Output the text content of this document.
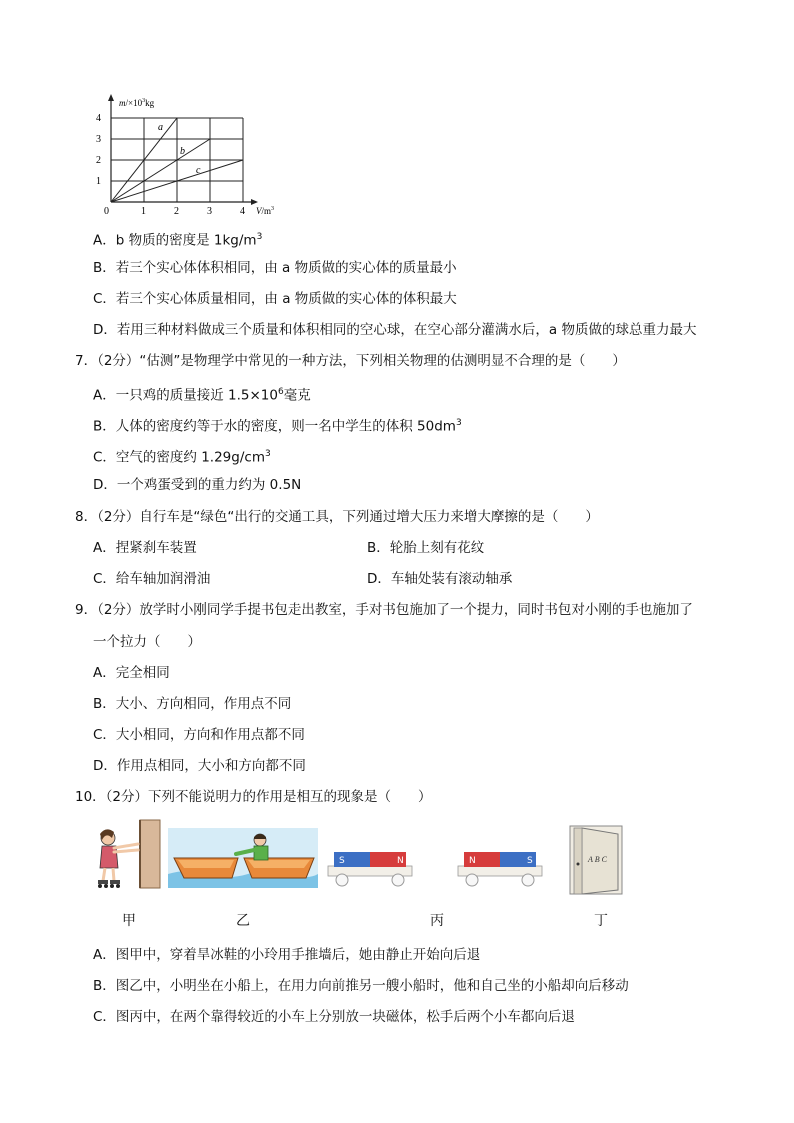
a
b
c
4
3
2
1
0	1	2	3	4
$m/\times 10^3kg$
$V/m^3$
A．b 物质的密度是 $1kg/m^3$
B．若三个实心体体积相同，由 a 物质做的实心体的质量最小
C．若三个实心体质量相同，由 a 物质做的实心体的体积最大
D．若用三种材料做成三个质量和体积相同的空心球，在空心部分灌满水后，a 物质做的球总重力最大
7．（2分）“估测”是物理学中常见的一种方法，下列相关物理的估测明显不合理的是（　　）
A．一只鸡的质量接近 $1.5\times 10^6$毫克
B．人体的密度约等于水的密度，则一名中学生的体积 $50dm^3$
C．空气的密度约 $1.29g/cm^3$
D．一个鸡蛋受到的重力约为 0.5N
8．（2分）自行车是“绿色“出行的交通工具，下列通过增大压力来增大摩擦的是（　　）
A．捏紧刹车装置	B．轮胎上刻有花纹
C．给车轴加润滑油	D．车轴处装有滚动轴承
9．（2分）放学时小刚同学手提书包走出教室，手对书包施加了一个提力，同时书包对小刚的手也施加了
一个拉力（　　）
A．完全相同
B．大小、方向相同，作用点不同
C．大小相同，方向和作用点都不同
D．作用点相同，大小和方向都不同
10．（2分）下列不能说明力的作用是相互的现象是（　　）
S	N	N	S	A B C
甲	乙	丙	丁
A．图甲中，穿着旱冰鞋的小玲用手推墙后，她由静止开始向后退
B．图乙中，小明坐在小船上，在用力向前推另一艘小船时，他和自己坐的小船却向后移动
C．图丙中，在两个靠得较近的小车上分别放一块磁体，松手后两个小车都向后退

_ _ _ _ _ _ _

- Stated problem
From the listing, extract all text exactly as given and drop any picture.

- Output of the exercise
Output the text content of this document.
a
b
c
4
3
2
1
0	1	2	3	4
$m/\times 10^3kg$
$V/m^3$
A．b 物质的密度是 $1kg/m^3$
B．若三个实心体体积相同，由 a 物质做的实心体的质量最小
C．若三个实心体质量相同，由 a 物质做的实心体的体积最大
D．若用三种材料做成三个质量和体积相同的空心球，在空心部分灌满水后，a 物质做的球总重力最大
7．（2分）“估测”是物理学中常见的一种方法，下列相关物理的估测明显不合理的是（　　）
A．一只鸡的质量接近 $1.5\times 10^6$毫克
B．人体的密度约等于水的密度，则一名中学生的体积 $50dm^3$
C．空气的密度约 $1.29g/cm^3$
D．一个鸡蛋受到的重力约为 0.5N
8．（2分）自行车是“绿色“出行的交通工具，下列通过增大压力来增大摩擦的是（　　）
A．捏紧刹车装置	B．轮胎上刻有花纹
C．给车轴加润滑油	D．车轴处装有滚动轴承
9．（2分）放学时小刚同学手提书包走出教室，手对书包施加了一个提力，同时书包对小刚的手也施加了
一个拉力（　　）
A．完全相同
B．大小、方向相同，作用点不同
C．大小相同，方向和作用点都不同
D．作用点相同，大小和方向都不同
10．（2分）下列不能说明力的作用是相互的现象是（　　）
S	N	N	S	A B C
甲	乙	丙	丁
A．图甲中，穿着旱冰鞋的小玲用手推墙后，她由静止开始向后退
B．图乙中，小明坐在小船上，在用力向前推另一艘小船时，他和自己坐的小船却向后移动
C．图丙中，在两个靠得较近的小车上分别放一块磁体，松手后两个小车都向后退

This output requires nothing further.